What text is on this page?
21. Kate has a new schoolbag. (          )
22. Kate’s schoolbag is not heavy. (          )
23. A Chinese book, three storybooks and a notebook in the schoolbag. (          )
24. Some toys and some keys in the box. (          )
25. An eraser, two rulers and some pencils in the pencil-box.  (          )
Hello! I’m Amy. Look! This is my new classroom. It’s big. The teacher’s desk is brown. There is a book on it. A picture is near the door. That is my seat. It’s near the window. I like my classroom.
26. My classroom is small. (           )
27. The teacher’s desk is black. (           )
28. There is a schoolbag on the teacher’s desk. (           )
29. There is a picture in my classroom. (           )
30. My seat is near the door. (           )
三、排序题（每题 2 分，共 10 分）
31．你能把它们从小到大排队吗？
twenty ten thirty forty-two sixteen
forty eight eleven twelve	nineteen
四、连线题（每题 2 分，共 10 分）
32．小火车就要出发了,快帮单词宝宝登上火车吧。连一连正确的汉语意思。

********

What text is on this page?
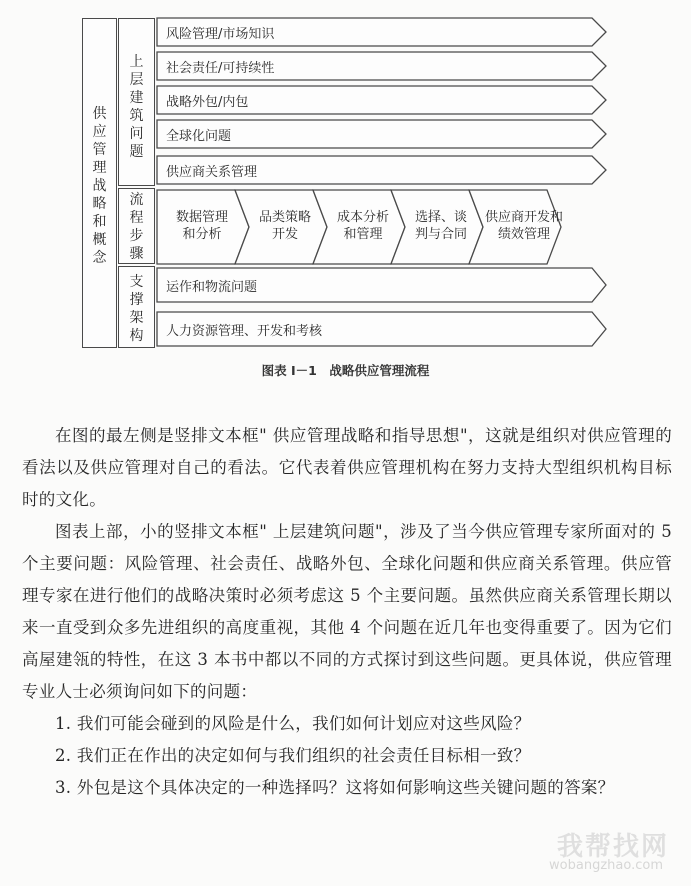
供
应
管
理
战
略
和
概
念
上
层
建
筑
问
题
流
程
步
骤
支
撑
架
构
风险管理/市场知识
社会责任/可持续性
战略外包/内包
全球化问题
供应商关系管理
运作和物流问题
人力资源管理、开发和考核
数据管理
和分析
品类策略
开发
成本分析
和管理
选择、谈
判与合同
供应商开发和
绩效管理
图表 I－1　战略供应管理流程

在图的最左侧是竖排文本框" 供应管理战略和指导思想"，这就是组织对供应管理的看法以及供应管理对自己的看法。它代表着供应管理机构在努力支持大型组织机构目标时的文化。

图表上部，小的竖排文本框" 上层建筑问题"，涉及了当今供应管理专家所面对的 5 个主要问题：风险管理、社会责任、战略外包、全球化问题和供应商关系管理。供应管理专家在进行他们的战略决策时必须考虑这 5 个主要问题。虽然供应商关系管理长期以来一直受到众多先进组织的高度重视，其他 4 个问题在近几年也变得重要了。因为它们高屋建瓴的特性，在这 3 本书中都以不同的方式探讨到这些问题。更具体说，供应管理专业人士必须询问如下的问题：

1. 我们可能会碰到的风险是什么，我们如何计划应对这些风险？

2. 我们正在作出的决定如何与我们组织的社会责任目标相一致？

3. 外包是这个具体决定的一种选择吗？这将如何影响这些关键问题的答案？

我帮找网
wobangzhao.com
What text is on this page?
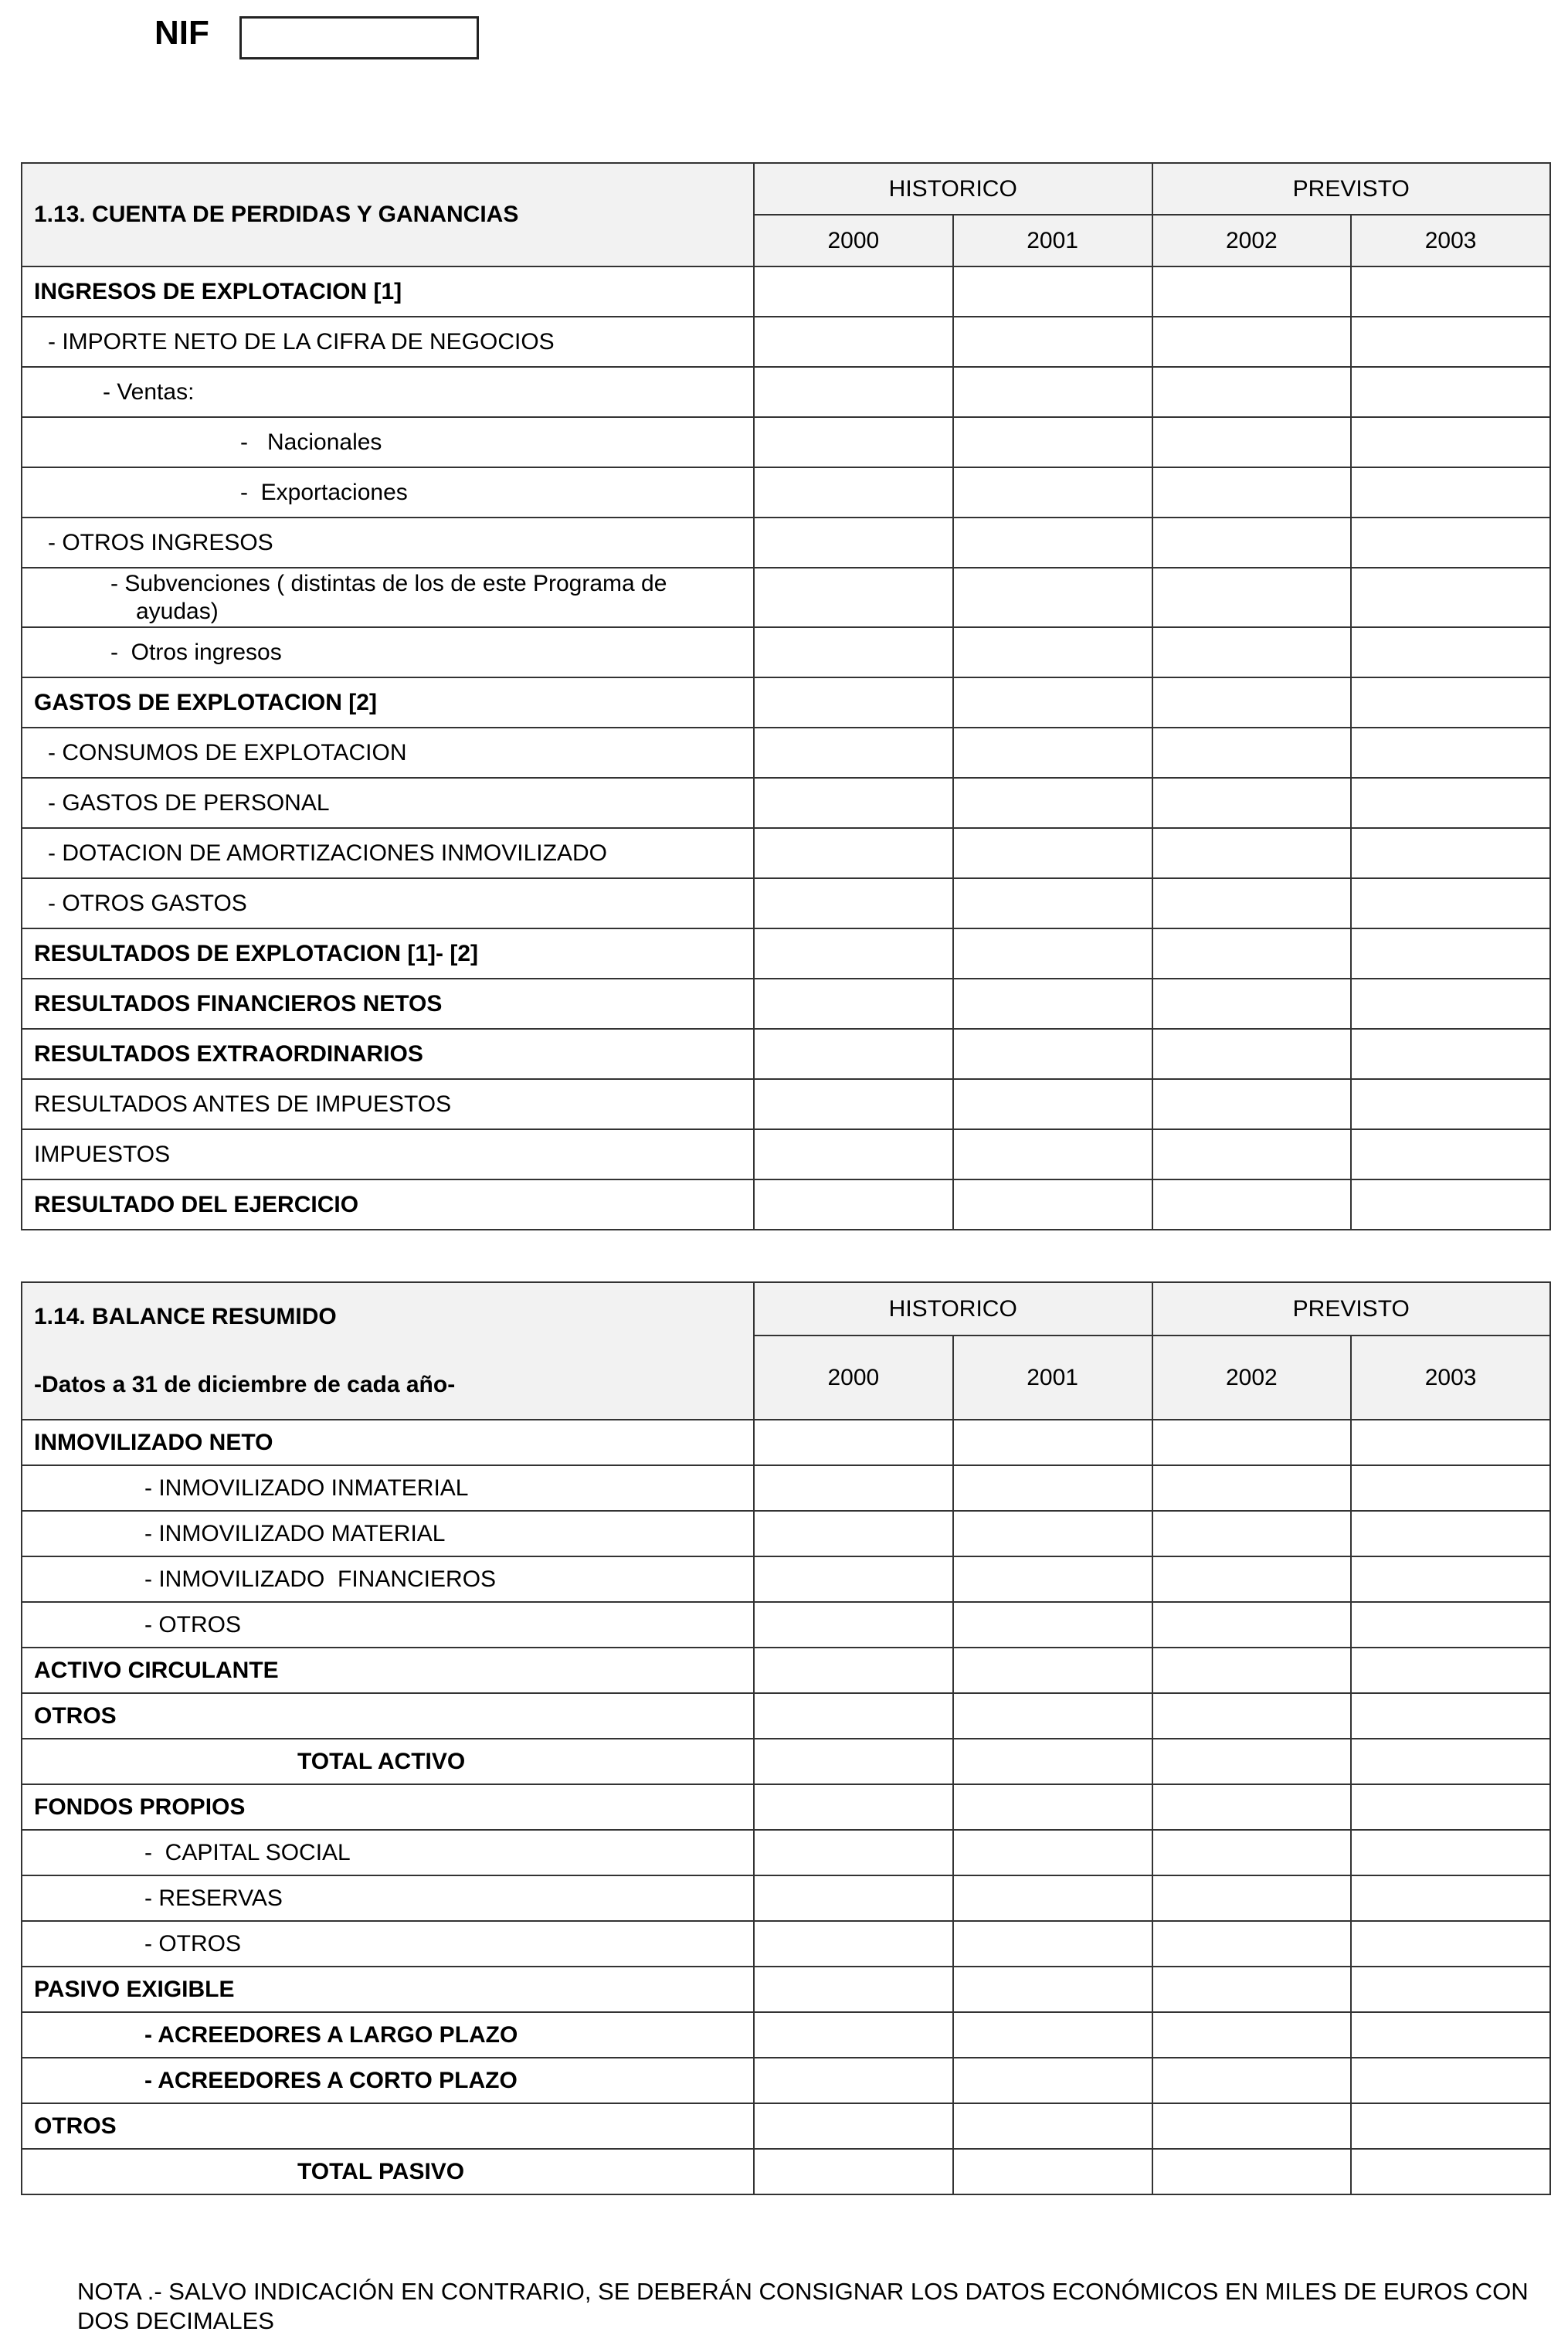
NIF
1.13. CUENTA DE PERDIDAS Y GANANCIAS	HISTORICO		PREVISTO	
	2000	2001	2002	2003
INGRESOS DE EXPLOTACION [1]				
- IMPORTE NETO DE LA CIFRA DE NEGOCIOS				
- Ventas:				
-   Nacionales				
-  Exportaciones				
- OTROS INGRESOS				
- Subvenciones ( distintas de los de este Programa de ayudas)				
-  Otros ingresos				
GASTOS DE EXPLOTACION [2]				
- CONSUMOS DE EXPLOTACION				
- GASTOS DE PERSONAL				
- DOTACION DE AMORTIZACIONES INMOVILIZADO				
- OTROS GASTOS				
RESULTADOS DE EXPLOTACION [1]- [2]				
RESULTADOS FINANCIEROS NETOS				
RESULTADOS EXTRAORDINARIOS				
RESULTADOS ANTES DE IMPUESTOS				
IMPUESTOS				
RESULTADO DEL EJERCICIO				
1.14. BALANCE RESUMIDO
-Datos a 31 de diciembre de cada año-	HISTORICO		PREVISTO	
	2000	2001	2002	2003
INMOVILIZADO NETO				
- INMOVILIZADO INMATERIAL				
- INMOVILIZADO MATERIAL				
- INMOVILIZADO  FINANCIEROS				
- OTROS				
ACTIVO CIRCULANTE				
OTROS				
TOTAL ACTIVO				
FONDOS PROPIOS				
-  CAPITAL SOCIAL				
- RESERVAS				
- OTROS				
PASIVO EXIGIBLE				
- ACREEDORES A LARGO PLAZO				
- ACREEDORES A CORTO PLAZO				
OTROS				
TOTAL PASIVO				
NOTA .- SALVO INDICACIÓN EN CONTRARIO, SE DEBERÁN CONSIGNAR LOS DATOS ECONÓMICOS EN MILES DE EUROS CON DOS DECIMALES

********

Exercise directions: Search the lines for the string "near" and copy every line that has it.

Response to the exercise:
Hello! I’m Amy. Look! This is my new classroom. It’s big. The teacher’s desk is brown. There is a book on it. A picture is near the door. That is my seat. It’s near the window. I like my classroom.
30. My seat is near the door. (           )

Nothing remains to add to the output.